**Exercise brief**
Quote the records that follow in full, leaving the pictures out.

# start of Extracted records

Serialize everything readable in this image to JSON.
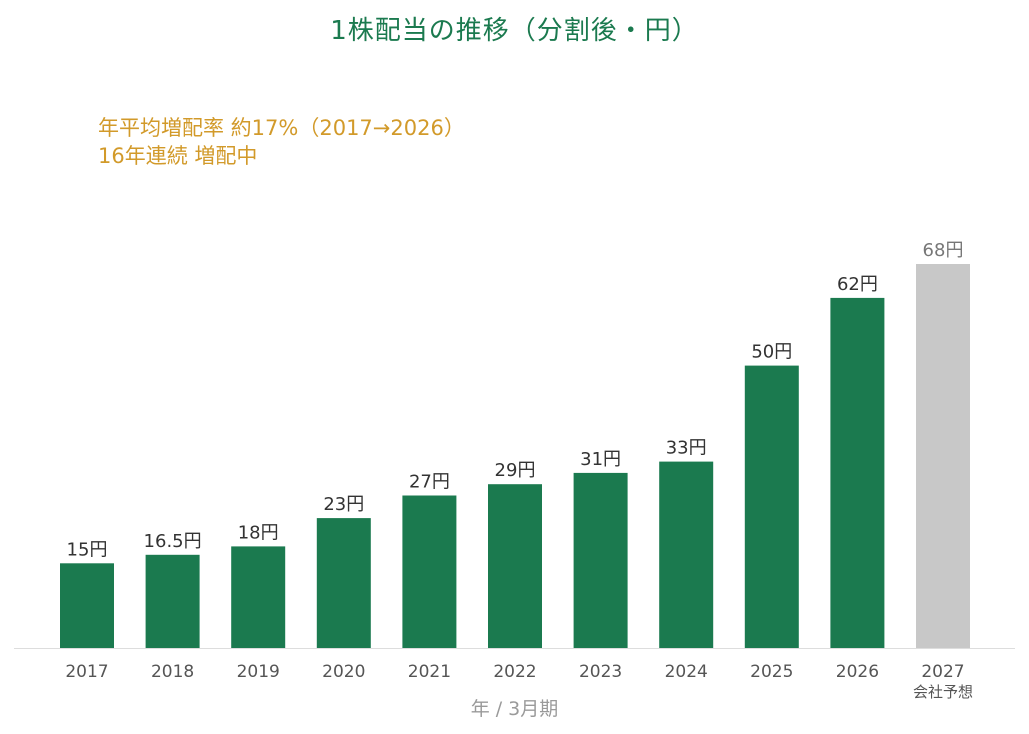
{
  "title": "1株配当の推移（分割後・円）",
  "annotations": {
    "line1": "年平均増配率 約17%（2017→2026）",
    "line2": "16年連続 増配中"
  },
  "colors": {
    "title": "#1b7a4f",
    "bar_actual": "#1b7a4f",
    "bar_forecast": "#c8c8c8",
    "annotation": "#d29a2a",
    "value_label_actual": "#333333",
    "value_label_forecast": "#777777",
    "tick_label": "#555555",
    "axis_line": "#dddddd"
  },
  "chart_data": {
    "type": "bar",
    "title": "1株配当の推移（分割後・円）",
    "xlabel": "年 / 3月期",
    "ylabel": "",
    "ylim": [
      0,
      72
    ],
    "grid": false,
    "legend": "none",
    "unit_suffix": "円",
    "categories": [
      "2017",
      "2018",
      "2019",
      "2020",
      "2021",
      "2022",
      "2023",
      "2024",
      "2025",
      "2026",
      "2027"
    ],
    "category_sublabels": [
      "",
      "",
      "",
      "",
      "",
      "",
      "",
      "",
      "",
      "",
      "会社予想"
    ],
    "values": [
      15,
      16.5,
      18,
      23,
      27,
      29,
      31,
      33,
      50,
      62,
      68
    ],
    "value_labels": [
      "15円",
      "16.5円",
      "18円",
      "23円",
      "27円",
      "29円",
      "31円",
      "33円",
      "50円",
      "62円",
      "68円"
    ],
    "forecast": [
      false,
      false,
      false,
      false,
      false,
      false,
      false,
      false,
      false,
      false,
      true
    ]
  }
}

# end of Extracted records

**Output of the task**
Serialize everything readable in this image to JSON.
{
  "title": "1株配当の推移（分割後・円）",
  "annotations": {
    "line1": "年平均増配率 約17%（2017→2026）",
    "line2": "16年連続 増配中"
  },
  "colors": {
    "title": "#1b7a4f",
    "bar_actual": "#1b7a4f",
    "bar_forecast": "#c8c8c8",
    "annotation": "#d29a2a",
    "value_label_actual": "#333333",
    "value_label_forecast": "#777777",
    "tick_label": "#555555",
    "axis_line": "#dddddd"
  },
  "chart_data": {
    "type": "bar",
    "title": "1株配当の推移（分割後・円）",
    "xlabel": "年 / 3月期",
    "ylabel": "",
    "ylim": [
      0,
      72
    ],
    "grid": false,
    "legend": "none",
    "unit_suffix": "円",
    "categories": [
      "2017",
      "2018",
      "2019",
      "2020",
      "2021",
      "2022",
      "2023",
      "2024",
      "2025",
      "2026",
      "2027"
    ],
    "category_sublabels": [
      "",
      "",
      "",
      "",
      "",
      "",
      "",
      "",
      "",
      "",
      "会社予想"
    ],
    "values": [
      15,
      16.5,
      18,
      23,
      27,
      29,
      31,
      33,
      50,
      62,
      68
    ],
    "value_labels": [
      "15円",
      "16.5円",
      "18円",
      "23円",
      "27円",
      "29円",
      "31円",
      "33円",
      "50円",
      "62円",
      "68円"
    ],
    "forecast": [
      false,
      false,
      false,
      false,
      false,
      false,
      false,
      false,
      false,
      false,
      true
    ]
  }
}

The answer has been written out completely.